(TASK DIRECTIONS) Pull every line containing "untersagt" from the entries.

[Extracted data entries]
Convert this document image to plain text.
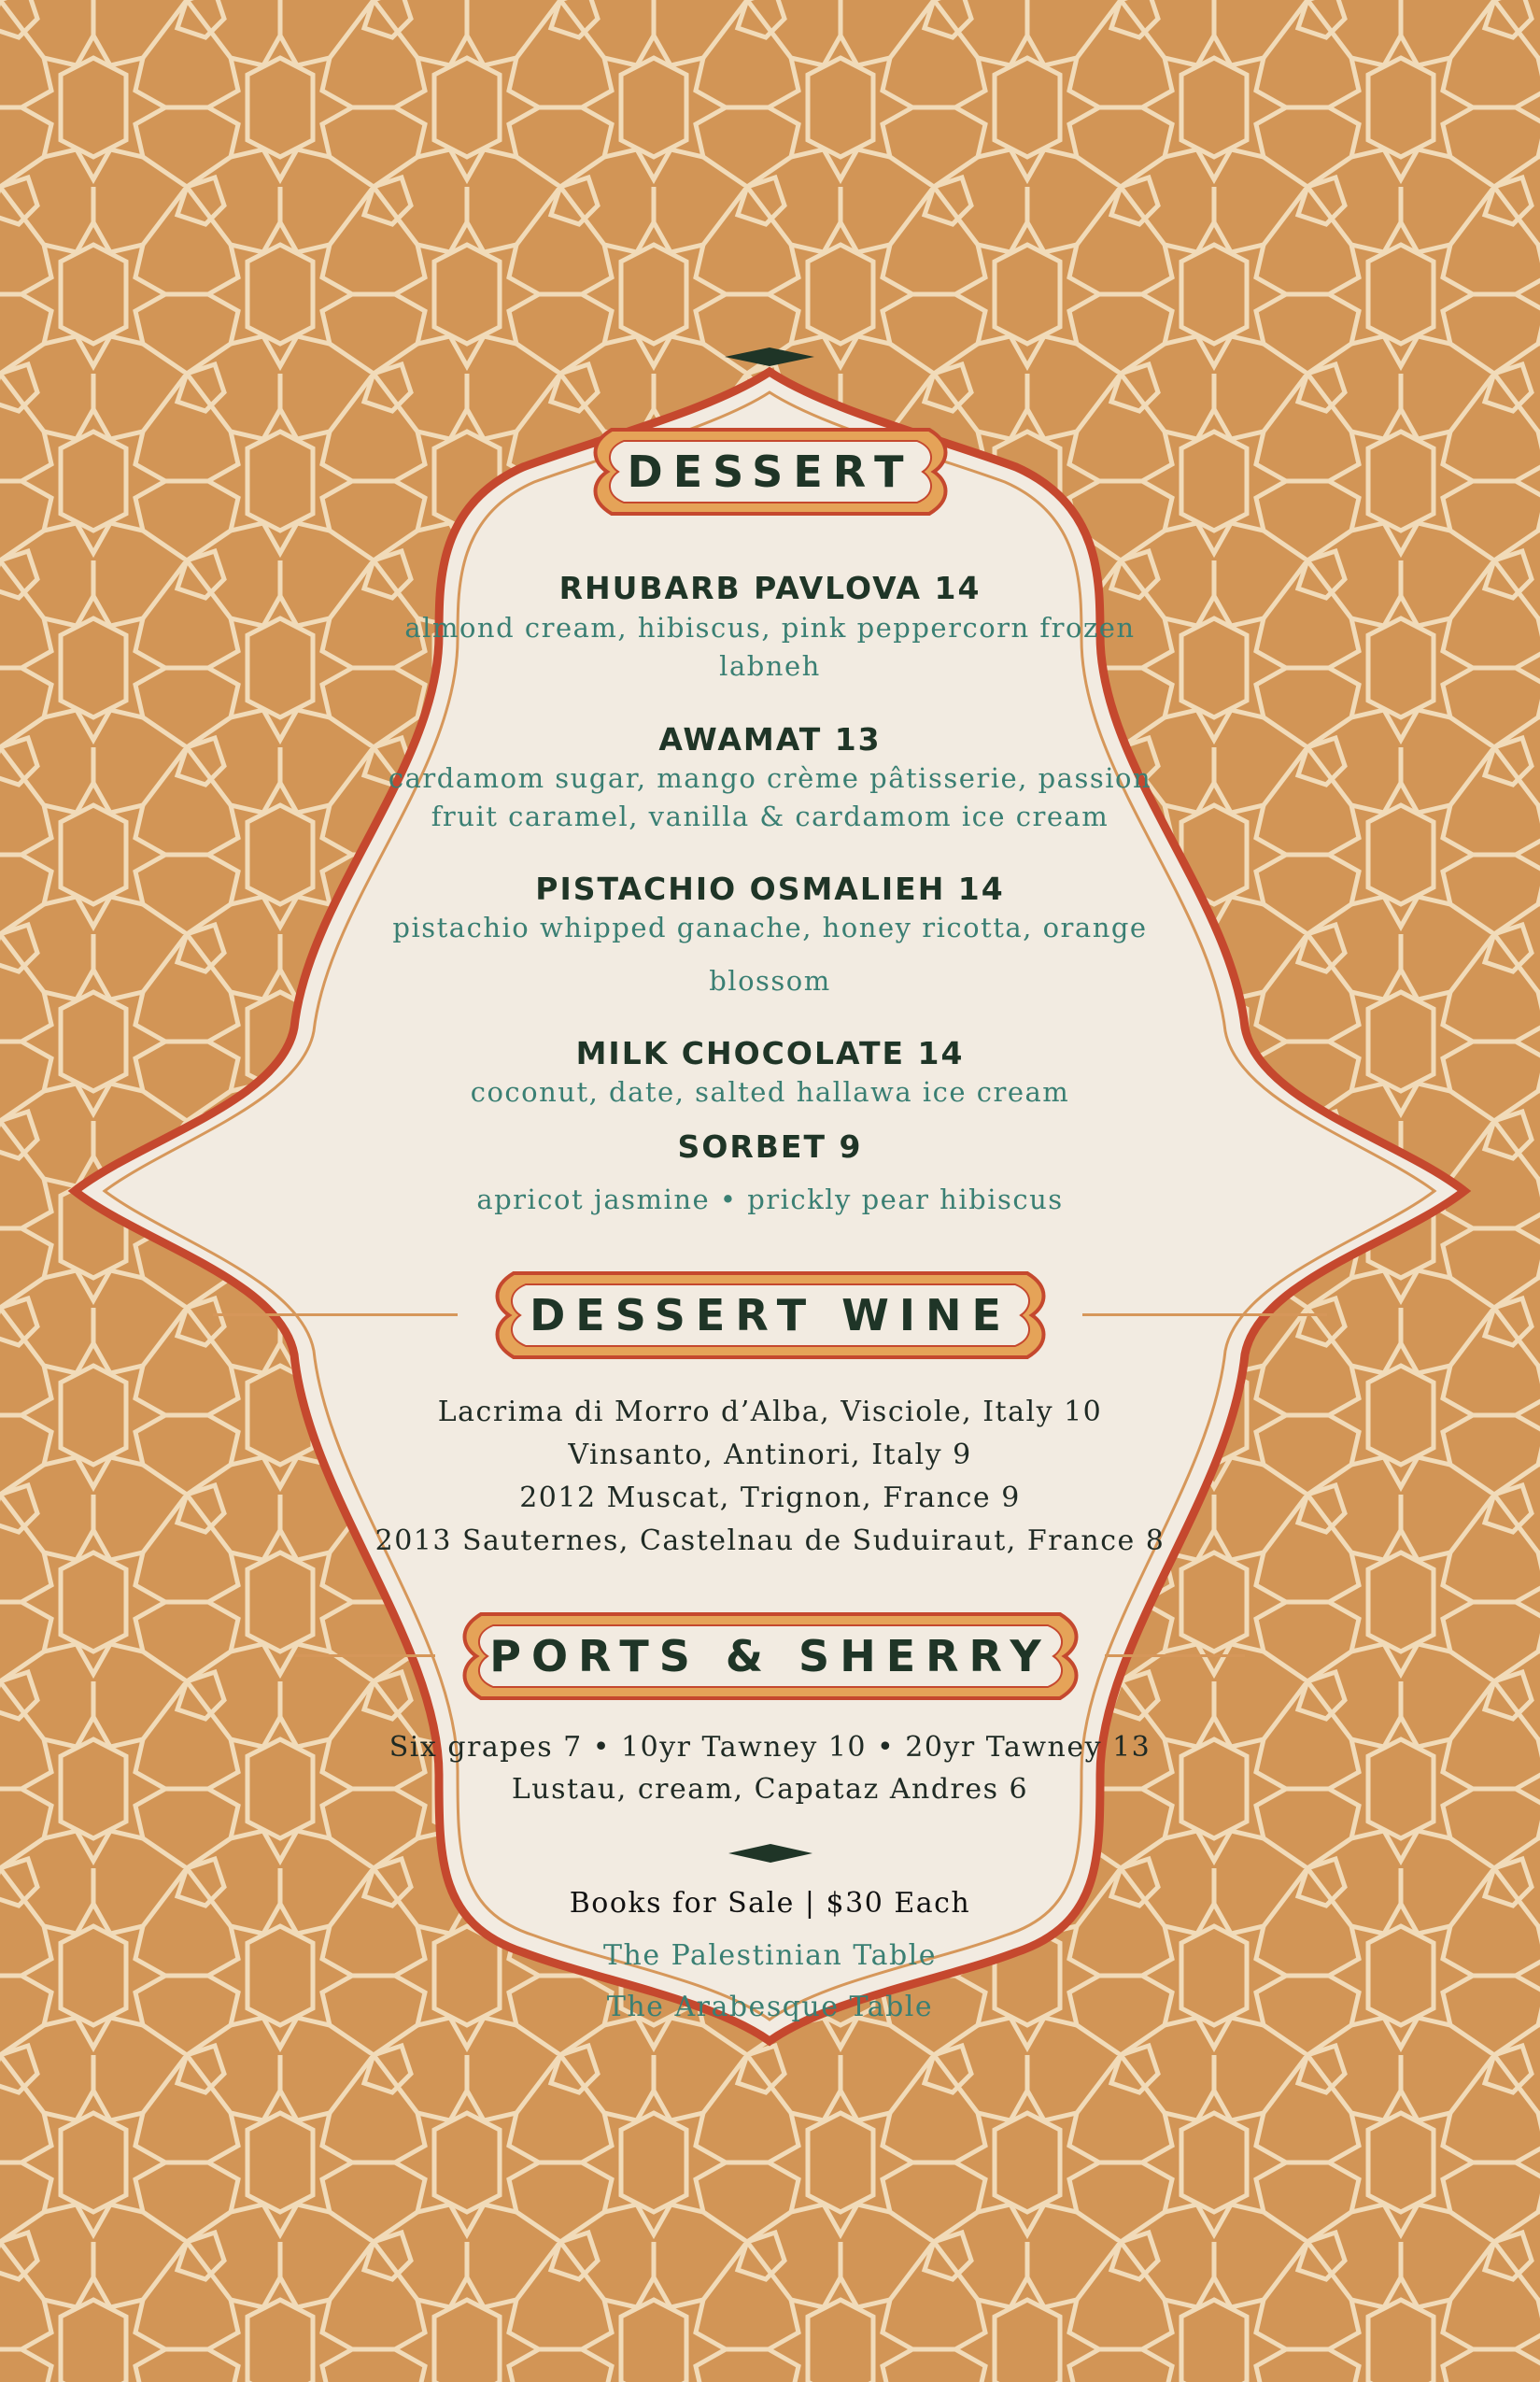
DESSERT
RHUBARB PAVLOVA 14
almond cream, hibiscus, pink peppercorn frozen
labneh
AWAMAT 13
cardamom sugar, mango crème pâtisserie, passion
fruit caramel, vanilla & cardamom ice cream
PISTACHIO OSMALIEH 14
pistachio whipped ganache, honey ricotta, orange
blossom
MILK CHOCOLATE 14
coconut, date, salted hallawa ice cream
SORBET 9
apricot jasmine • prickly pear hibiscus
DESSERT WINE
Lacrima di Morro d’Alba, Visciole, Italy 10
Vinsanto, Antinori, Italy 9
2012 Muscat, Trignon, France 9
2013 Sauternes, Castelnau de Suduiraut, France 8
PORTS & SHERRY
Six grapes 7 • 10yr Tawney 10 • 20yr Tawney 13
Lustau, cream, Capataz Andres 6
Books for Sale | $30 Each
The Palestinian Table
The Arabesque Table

* * *

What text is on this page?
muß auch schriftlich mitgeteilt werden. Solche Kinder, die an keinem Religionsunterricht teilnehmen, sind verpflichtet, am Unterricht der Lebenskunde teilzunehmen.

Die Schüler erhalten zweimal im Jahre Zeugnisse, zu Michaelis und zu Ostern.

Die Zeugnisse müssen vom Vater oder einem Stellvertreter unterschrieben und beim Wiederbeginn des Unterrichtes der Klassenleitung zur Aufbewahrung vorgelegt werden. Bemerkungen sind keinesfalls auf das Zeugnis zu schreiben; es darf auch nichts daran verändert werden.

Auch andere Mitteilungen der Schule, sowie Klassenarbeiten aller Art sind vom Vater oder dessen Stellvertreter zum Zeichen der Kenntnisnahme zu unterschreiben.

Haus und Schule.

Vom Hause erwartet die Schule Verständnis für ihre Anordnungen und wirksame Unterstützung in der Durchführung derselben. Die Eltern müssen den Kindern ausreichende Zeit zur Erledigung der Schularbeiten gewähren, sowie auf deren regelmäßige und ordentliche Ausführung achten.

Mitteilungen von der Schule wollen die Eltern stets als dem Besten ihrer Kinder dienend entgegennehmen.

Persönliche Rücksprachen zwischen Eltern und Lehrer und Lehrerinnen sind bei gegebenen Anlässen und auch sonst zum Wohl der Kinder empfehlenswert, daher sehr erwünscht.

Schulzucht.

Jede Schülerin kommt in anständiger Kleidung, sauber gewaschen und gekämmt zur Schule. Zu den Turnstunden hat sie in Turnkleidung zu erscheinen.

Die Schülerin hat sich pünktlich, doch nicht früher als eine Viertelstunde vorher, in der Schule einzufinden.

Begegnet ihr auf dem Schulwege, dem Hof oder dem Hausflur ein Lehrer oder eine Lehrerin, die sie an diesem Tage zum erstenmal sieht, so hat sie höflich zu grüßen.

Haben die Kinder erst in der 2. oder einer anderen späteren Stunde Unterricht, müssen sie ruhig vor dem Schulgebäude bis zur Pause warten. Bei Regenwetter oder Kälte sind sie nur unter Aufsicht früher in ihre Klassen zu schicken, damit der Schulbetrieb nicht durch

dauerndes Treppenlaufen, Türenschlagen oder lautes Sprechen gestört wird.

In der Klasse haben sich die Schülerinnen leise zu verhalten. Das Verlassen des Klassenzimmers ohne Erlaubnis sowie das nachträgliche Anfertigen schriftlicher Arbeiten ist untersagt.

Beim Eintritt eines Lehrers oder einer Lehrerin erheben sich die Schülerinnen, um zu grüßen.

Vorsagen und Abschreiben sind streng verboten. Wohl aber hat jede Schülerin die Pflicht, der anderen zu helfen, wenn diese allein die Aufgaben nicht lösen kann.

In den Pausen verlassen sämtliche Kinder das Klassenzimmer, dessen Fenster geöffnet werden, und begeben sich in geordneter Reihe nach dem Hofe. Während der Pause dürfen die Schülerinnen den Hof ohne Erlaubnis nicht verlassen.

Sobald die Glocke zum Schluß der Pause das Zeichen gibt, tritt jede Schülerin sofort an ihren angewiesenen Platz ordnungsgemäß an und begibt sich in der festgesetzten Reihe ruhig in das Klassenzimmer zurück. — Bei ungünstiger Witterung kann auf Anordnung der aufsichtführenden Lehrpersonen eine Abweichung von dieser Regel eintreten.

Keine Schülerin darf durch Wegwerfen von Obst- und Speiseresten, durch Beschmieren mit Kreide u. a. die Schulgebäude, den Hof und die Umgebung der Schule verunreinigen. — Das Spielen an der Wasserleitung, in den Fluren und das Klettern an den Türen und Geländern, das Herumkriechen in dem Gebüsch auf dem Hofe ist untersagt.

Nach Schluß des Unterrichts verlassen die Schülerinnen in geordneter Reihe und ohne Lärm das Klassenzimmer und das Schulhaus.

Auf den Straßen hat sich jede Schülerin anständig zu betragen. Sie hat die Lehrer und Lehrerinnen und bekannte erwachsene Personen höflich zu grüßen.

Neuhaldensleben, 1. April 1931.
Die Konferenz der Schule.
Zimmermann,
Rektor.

--

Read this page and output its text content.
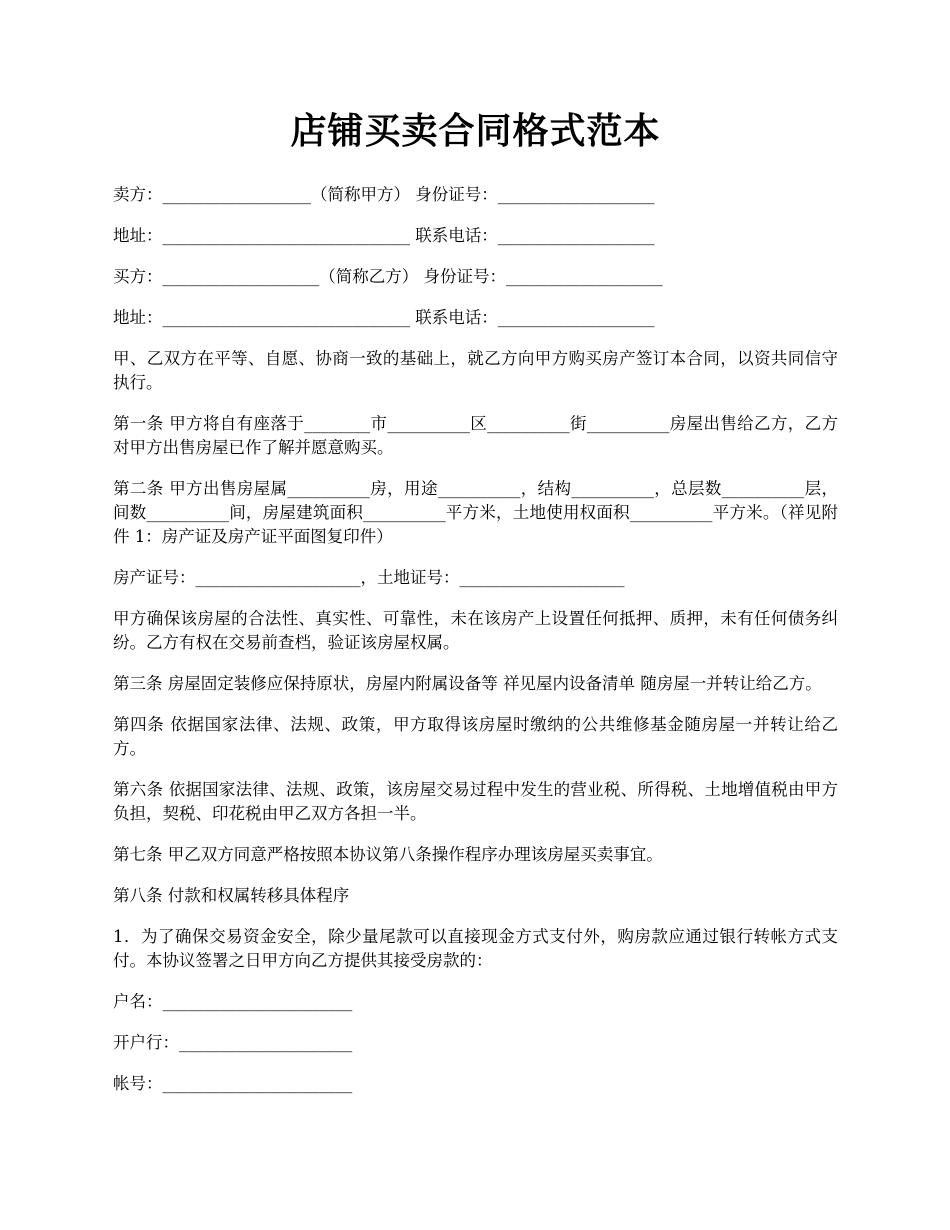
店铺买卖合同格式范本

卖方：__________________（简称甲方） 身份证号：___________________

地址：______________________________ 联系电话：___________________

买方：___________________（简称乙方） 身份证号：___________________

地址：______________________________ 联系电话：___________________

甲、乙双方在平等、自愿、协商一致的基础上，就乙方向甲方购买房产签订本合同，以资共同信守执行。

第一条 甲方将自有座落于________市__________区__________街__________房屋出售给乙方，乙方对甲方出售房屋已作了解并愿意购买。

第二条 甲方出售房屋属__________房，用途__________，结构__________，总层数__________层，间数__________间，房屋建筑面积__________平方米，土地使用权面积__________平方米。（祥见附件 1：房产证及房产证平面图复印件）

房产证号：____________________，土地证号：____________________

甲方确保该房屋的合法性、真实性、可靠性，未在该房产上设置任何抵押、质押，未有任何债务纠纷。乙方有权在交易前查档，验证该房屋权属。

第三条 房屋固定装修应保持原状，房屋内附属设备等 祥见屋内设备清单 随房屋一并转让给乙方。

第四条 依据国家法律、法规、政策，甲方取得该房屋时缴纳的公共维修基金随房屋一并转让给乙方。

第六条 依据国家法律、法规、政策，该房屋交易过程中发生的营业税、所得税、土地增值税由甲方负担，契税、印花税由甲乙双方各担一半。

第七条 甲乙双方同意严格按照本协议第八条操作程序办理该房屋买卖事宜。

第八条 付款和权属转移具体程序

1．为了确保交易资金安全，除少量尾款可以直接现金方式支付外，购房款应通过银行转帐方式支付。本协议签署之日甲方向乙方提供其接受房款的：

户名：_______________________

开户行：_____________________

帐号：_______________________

(PROBLEM SOLUTION)
In der Klasse haben sich die Schülerinnen leise zu verhalten. Das Verlassen des Klassenzimmers ohne Erlaubnis sowie das nachträgliche Anfertigen schriftlicher Arbeiten ist untersagt.
Keine Schülerin darf durch Wegwerfen von Obst- und Speiseresten, durch Beschmieren mit Kreide u. a. die Schulgebäude, den Hof und die Umgebung der Schule verunreinigen. — Das Spielen an der Wasserleitung, in den Fluren und das Klettern an den Türen und Geländern, das Herumkriechen in dem Gebüsch auf dem Hofe ist untersagt.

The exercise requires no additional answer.